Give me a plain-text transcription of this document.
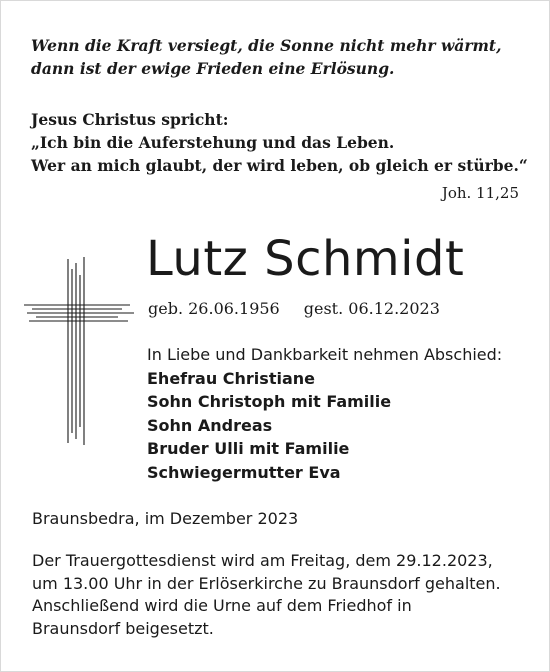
Wenn die Kraft versiegt, die Sonne nicht mehr wärmt,
dann ist der ewige Frieden eine Erlösung.
Jesus Christus spricht:
„Ich bin die Auferstehung und das Leben.
Wer an mich glaubt, der wird leben, ob gleich er stürbe.“
Joh. 11,25
Lutz Schmidt
geb. 26.06.1956 gest. 06.12.2023
In Liebe und Dankbarkeit nehmen Abschied:
Ehefrau Christiane
Sohn Christoph mit Familie
Sohn Andreas
Bruder Ulli mit Familie
Schwiegermutter Eva
Braunsbedra, im Dezember 2023
Der Trauergottesdienst wird am Freitag, dem 29.12.2023,
um 13.00 Uhr in der Erlöserkirche zu Braunsdorf gehalten.
Anschließend wird die Urne auf dem Friedhof in
Braunsdorf beigesetzt.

** Instruction **
Filter the listing above by the word "Familie"; copy each line that passes.

** Answer to the problem **
Sohn Christoph mit Familie
Bruder Ulli mit Familie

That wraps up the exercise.